* [Given passage]:
★ ★ ★ ★ ★
Beyond its customer base, Plantmade’s business achievements have garnered recognition that signals a shifting landscape in beauty entrepreneurship. In 2025, Ama Amo-Agyei was named to the Sunday Times’s “Beauty Rich List,” debuting among the UK’s top beauty entrepreneurs with an estimated £10 million in personal wealth from her stake in Plantmade. Seeing a 29-year-old Ghanaian-British woman listed alongside titans like Charlotte Tilbury is a milestone moment – it highlights how far a kitchen-made, digitally native brand can go, and it underscores the growing influence of Black-owned brands in the economy. Media outlets and organizations have also highlighted Plantmade as a case study: the BBC featured Ama’s journey from unemployment to her first million in a documentary titled “The Beauty Boss,” bringing her story to a wider audience. Industry publications like Beauty Independent and Entrepreneur have analyzed Plantmade’s strategies, and Black business platforms (Shoppe Black, Wealthy Diasporian, etc.) have celebrated the brand’s role in the global Black business ecosystem. Collectively, this coverage amplifies Plantmade’s impact: it’s not only changing people’s hair, but also changing perceptions about who can lead a successful beauty brand.

Moreover, Plantmade has indirectly pressured larger companies to pay attention to consumer calls for clean, inclusive haircare. Its rise comes at a time when consumers are increasingly savvy – they scrutinize ingredients, demand transparency, and value brands that reflect their identity and values. Plantmade checks all those boxes, and its grassroots success sends a signal to the industry that the era of top-down, one-size-fits-all beauty is waning. Independent brands that genuinely engage with their communities can now outperform legacy brands that have big budgets but lack authenticity. In interviews, Ama emphasizes differentiation and authenticity as keys to breaking through: “How are you going to stand out?... With competition at an all-time high, success will go to those who look, sound, and feel completely different from the rest,” she advises fellow entrepreneurs. Plantmade’s differentiation – be it the story, the ingredients, the naming, or the direct connection with consumers – has been its moat in a saturated market. This serves as both an inspiration and a playbook for other Black-owned brands emerging across wellness, fashion, and beyond.

Looking Ahead: Expansion and Evolving Vision

Plantmade’s journey is still in its early chapters, and the brand is poised for a new phase of growth that could further cement its influence. Having mastered the direct-to-consumer online model, Ama Amo-Agyei is now strategizing ways to bring Plantmade’s products and ethos to more people through international expansion and retail partnerships. The United States – which already accounts for over a third of sales – is a prime target.

To fuel these ambitions, Ama has cautiously begun considering outside investment after years of successful bootstrapping. Any capital infusion would likely go into building a more robust production infrastructure (their current in-house manufacturing, while a strength, will need upgrading to meet global demand) and into marketing campaigns to introduce Plantmade in new regions. However, any partnership will have to align with the brand’s values; as Ama has proven, authenticity and community trust are non-negotiable, so scaling up must not dilute what made Plantmade special. If anything, potential investors are drawn because of Plantmade’s engaged following and narrative – assets that are hard to buy but incredibly valuable in today’s branding landscape.
★ ★ ★ ★ ★
* [Data segment]:
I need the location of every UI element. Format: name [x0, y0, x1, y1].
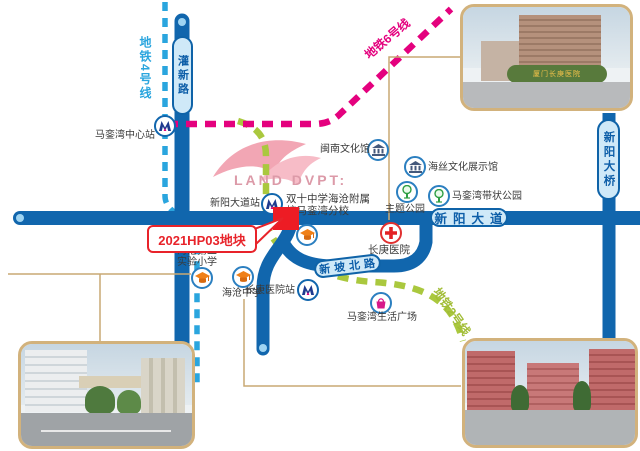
★ ★ ★ ★ ★
* [Instruction]: Extend the piece about Plantmade's rise and expansion plans, picking up directly after its last paragraph.

* [Exercise output]:
From a brand strategy perspective, Plantmade’s story offers a compelling blueprint for building a modern consumer brand. It underscores the importance of solving a real problem based on personal insight, leveraging storytelling and social media to cultivate demand, and creating a strong brand identity that differentiates you from day one. It also highlights the potential of the often-overlooked Black consumer segment and the talent within the Black entrepreneurial community to drive innovation when given (or in this case, when taking) the opportunity. Plantmade was “built not on celebrity endorsements or venture capital, but on necessity, resilience, and innovation,” as one journalist aptly noted Those fundamentals have given it a kind of staying power that many trend-driven startups lack. Customers feel invested in the brand’s journey and mission, not just its products.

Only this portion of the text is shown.